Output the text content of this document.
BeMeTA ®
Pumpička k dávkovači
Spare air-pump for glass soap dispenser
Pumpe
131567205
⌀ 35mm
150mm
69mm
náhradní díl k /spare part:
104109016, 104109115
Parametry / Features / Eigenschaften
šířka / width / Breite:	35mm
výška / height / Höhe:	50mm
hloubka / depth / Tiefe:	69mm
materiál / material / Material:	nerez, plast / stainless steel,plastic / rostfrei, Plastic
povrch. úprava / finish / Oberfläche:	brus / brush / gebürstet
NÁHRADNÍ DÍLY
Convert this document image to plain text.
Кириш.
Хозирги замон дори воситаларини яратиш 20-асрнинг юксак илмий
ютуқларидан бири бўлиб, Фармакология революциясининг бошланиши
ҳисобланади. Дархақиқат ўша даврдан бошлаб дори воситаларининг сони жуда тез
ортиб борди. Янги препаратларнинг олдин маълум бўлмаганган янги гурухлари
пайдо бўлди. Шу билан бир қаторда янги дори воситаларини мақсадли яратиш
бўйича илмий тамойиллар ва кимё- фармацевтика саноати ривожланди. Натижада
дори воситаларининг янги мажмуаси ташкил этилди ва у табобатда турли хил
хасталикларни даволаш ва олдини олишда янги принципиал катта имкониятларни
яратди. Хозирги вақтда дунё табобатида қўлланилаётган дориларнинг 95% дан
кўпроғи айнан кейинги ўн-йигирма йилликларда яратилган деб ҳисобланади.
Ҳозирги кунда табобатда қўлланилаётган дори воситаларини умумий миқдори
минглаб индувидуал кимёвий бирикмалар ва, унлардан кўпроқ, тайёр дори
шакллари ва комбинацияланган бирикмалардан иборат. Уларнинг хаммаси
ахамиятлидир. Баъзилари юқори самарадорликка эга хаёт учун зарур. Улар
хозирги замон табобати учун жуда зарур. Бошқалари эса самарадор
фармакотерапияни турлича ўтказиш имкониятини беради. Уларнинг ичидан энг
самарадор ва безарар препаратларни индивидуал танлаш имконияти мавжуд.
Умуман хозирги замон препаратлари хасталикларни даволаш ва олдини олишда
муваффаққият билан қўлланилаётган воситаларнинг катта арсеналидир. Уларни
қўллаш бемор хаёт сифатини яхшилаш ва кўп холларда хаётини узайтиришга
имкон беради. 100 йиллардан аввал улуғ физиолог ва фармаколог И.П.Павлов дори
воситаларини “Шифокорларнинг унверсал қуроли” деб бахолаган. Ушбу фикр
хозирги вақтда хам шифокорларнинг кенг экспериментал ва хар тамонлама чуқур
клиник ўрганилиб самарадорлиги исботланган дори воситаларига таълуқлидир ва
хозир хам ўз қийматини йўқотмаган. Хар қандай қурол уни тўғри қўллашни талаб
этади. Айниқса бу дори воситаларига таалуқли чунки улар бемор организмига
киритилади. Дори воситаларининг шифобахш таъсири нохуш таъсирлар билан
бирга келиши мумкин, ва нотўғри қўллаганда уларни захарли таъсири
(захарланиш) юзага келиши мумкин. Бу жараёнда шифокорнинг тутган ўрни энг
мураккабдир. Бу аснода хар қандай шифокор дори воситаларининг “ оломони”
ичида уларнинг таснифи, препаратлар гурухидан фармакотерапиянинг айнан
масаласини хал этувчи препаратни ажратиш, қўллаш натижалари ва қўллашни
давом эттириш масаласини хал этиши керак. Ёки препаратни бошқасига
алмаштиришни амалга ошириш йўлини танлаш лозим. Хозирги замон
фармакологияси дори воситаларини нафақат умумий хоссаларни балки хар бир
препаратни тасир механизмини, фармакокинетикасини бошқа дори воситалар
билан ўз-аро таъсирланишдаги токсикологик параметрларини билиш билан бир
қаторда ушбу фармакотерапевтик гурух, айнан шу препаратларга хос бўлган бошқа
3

*GIVEN EXERCISE*: Identify each line in the entries with the word "олишда" and copy it.

*TASK OUTPUT*:
хасталикларни даволаш ва олдини олишда янги принципиал катта имкониятларни
Умуман хозирги замон препаратлари хасталикларни даволаш ва олдини олишда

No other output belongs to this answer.